**Input records**
-=-=-=-=-

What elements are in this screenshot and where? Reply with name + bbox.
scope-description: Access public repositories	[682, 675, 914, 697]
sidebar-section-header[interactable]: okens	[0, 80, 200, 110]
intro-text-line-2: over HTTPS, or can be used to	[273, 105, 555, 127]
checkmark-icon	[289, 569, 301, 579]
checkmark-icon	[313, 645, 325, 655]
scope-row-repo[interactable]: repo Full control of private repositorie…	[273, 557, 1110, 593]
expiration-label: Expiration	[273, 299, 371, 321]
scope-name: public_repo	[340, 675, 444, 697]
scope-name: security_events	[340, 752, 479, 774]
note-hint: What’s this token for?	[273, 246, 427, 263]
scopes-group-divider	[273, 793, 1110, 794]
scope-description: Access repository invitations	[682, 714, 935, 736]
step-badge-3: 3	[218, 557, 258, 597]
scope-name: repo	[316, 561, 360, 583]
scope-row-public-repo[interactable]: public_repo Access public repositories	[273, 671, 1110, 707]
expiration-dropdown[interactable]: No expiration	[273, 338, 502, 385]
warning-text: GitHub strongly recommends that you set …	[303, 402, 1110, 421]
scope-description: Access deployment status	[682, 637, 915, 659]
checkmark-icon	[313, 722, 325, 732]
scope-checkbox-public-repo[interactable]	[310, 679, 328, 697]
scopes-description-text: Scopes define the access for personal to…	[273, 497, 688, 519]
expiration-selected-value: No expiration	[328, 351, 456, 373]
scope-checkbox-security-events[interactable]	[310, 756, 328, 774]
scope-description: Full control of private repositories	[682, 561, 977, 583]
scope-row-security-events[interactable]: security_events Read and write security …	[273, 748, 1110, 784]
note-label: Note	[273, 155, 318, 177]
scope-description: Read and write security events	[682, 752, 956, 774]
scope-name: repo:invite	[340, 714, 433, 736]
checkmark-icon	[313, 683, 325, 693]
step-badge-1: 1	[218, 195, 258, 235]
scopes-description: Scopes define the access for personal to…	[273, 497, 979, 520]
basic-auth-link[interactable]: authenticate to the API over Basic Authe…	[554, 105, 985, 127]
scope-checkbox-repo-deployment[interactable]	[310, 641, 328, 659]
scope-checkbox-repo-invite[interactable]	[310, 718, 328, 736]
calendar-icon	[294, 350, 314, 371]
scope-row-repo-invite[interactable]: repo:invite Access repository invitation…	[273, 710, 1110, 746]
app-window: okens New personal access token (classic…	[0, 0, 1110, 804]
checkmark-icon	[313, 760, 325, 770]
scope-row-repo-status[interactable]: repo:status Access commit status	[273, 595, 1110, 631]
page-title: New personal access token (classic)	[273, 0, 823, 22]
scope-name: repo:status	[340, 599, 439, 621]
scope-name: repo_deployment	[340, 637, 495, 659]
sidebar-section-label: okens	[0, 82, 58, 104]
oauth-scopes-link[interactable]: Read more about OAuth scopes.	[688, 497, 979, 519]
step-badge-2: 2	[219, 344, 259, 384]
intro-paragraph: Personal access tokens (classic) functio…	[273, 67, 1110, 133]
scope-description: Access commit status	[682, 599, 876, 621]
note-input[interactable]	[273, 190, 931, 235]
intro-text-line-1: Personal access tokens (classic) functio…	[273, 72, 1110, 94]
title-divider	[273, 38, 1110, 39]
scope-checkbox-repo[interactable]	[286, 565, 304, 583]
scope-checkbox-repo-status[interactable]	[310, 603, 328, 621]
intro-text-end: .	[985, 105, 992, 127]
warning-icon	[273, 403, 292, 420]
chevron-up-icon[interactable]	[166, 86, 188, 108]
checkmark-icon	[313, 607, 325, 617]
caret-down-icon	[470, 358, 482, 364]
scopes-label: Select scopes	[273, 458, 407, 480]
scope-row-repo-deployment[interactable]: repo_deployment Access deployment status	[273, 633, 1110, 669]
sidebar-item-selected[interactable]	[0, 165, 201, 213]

-=-=-=-=-

**Task details**
Find every line in the listing above that contains the string "divider", matching case exactly, and copy each such line.

**Completed task**
scopes-group-divider	[273, 793, 1110, 794]
title-divider	[273, 38, 1110, 39]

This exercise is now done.